_WORK TO BE COMPLETED_: Find each line containing the word "валюте" and report how many there are. Add nothing else.

(Data extracted from a collection)
-=-=-
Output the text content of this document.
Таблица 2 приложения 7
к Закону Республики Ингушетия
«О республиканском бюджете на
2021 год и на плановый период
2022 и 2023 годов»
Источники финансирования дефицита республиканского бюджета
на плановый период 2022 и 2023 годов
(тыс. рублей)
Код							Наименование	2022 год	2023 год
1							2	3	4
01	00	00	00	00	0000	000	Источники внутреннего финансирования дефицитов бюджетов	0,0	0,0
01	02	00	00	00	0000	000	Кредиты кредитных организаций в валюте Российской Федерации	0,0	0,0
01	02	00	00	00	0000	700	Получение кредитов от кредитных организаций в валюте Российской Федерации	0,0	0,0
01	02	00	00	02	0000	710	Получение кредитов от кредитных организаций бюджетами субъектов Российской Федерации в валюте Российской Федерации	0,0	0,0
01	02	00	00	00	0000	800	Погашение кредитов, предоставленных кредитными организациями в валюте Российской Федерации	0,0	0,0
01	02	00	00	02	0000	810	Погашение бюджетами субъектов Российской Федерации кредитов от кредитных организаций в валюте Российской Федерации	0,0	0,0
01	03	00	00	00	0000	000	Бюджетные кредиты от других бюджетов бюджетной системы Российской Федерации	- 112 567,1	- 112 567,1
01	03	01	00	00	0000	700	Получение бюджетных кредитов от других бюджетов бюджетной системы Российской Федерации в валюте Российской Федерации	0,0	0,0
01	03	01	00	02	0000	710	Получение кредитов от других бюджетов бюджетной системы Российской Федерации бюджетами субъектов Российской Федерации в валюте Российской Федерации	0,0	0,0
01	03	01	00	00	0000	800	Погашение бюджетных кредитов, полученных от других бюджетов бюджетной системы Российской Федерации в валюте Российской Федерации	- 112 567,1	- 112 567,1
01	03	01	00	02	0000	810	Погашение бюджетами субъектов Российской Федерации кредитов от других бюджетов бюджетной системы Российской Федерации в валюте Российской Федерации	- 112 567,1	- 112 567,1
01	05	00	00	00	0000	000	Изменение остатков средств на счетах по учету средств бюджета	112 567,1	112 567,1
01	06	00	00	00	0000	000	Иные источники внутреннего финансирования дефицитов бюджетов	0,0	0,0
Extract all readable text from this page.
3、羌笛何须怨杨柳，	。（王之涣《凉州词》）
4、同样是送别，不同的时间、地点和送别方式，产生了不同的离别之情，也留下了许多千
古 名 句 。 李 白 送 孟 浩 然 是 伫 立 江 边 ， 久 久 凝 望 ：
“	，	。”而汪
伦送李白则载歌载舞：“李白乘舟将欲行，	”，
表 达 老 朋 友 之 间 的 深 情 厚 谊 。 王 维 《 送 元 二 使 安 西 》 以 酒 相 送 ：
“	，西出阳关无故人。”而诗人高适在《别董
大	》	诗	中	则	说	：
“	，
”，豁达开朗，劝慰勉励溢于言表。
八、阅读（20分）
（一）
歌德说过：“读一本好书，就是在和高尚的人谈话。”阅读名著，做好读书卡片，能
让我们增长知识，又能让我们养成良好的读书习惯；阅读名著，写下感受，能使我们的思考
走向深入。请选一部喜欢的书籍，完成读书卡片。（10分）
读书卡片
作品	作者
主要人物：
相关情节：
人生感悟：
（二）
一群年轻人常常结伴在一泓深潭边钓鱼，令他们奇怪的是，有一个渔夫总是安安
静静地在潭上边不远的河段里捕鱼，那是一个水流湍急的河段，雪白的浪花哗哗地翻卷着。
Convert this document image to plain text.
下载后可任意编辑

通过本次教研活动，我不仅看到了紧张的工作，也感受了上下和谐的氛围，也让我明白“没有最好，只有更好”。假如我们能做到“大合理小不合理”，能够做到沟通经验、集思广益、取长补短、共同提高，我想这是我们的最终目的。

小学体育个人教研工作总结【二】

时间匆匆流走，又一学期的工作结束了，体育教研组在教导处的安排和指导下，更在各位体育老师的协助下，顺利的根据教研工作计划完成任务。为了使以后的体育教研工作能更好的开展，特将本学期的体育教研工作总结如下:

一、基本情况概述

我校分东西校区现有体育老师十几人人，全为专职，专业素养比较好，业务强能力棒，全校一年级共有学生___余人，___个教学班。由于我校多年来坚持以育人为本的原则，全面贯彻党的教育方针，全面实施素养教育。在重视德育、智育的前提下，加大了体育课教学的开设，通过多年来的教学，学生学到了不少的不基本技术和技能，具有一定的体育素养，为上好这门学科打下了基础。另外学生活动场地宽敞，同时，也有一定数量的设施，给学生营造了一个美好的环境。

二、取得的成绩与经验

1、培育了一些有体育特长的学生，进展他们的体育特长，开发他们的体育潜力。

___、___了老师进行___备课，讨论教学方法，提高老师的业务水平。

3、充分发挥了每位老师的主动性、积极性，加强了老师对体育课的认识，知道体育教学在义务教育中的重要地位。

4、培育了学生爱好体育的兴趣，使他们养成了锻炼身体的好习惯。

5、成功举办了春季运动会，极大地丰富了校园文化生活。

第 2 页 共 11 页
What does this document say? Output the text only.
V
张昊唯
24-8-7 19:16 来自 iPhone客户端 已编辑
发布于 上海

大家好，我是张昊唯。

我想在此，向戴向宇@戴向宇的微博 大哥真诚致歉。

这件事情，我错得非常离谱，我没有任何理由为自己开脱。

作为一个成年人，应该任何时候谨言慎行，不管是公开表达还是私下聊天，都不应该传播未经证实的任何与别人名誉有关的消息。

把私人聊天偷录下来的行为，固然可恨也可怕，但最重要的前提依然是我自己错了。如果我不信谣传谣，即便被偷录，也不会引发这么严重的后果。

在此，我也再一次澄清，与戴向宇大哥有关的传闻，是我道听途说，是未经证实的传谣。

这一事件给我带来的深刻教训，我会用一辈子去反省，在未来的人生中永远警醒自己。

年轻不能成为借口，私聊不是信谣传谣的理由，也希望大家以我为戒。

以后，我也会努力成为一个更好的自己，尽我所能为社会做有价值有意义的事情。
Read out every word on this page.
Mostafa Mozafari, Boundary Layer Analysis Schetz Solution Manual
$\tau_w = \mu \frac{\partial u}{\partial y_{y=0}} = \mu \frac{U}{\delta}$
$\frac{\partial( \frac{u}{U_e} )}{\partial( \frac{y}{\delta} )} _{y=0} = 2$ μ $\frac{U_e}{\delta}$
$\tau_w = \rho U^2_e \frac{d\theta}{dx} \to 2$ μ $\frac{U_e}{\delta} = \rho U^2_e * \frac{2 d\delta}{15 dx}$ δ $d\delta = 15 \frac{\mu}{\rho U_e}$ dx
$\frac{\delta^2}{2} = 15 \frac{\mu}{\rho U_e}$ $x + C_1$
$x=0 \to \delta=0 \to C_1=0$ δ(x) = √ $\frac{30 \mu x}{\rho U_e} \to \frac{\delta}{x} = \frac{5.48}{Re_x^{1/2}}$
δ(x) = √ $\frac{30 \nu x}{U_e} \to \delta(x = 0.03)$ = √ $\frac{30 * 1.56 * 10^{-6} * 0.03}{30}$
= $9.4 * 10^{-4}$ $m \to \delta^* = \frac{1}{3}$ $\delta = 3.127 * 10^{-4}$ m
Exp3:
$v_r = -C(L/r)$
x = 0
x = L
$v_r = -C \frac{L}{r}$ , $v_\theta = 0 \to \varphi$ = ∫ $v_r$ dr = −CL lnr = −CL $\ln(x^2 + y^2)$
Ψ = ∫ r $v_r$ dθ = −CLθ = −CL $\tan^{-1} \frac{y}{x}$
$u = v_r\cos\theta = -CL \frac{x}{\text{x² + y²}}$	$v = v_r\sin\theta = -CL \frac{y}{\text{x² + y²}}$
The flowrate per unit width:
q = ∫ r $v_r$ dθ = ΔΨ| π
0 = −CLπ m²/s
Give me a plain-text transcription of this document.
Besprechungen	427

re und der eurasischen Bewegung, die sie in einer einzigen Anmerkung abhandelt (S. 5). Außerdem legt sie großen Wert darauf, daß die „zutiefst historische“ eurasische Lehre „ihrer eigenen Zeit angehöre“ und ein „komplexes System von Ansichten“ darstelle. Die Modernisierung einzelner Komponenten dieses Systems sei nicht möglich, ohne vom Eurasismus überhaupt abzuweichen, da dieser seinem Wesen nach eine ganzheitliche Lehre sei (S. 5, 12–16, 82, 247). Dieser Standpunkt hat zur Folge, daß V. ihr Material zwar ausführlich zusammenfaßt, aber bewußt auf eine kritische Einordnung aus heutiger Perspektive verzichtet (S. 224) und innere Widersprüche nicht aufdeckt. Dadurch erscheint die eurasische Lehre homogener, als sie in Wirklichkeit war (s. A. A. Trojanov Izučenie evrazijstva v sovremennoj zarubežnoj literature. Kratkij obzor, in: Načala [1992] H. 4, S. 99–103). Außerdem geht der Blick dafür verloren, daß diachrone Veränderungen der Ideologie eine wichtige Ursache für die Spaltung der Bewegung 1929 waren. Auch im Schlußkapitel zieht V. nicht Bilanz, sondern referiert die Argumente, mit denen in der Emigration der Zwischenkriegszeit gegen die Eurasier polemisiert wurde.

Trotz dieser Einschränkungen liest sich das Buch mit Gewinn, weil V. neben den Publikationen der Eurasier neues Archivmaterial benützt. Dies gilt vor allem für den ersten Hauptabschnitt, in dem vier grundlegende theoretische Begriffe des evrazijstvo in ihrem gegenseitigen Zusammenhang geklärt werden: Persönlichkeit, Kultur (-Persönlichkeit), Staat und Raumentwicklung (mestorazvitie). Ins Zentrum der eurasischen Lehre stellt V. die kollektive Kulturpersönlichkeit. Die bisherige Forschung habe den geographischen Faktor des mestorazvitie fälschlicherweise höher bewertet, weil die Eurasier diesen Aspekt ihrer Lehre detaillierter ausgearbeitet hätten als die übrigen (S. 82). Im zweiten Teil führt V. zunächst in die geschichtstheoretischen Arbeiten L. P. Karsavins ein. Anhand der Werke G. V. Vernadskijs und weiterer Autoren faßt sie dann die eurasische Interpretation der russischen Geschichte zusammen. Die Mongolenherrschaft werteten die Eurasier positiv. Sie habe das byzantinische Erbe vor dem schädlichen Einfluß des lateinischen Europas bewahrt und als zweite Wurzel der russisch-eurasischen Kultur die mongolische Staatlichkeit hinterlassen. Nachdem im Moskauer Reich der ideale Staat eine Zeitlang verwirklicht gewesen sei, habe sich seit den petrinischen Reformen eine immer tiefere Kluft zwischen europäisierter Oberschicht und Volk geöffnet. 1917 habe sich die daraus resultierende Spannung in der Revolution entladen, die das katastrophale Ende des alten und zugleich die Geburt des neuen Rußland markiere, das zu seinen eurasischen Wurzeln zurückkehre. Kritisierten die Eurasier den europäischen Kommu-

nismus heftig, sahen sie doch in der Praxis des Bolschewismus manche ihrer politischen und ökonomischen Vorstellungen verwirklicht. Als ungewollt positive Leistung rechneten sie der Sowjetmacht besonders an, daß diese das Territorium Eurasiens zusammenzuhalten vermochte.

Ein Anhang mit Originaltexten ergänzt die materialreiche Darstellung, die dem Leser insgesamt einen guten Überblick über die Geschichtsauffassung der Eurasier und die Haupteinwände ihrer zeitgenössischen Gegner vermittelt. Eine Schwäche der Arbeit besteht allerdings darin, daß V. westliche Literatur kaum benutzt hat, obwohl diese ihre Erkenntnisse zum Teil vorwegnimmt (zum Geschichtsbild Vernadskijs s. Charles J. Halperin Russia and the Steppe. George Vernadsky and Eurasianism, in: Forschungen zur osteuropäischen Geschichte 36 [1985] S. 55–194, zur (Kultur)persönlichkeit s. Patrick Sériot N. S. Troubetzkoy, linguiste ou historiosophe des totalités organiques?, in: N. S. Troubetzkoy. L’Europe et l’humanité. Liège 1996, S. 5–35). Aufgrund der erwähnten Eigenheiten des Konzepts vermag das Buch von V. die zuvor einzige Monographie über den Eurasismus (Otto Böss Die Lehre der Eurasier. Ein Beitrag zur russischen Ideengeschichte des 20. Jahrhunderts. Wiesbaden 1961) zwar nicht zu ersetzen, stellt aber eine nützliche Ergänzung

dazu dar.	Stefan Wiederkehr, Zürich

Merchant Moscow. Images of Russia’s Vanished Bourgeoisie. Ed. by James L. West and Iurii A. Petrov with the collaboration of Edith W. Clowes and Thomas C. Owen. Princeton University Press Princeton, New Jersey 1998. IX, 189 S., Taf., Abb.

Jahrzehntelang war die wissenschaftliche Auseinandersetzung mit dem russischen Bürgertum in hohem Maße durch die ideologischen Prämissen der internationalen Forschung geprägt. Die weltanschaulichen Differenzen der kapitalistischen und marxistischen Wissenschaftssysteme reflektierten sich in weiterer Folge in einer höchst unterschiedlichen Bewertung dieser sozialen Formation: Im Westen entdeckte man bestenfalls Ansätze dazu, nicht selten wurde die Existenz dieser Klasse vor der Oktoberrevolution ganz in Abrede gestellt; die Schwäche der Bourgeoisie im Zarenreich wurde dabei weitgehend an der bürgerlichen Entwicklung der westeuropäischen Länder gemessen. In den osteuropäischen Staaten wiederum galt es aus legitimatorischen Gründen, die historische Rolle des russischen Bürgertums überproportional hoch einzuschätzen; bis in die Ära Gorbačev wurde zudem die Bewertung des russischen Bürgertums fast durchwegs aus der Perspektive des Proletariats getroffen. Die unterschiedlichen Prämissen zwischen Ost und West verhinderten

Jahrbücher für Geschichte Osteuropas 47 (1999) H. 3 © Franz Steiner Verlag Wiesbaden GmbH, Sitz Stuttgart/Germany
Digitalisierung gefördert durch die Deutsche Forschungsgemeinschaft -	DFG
-=-=-
_REPLY TO THE EXERCISE_: 9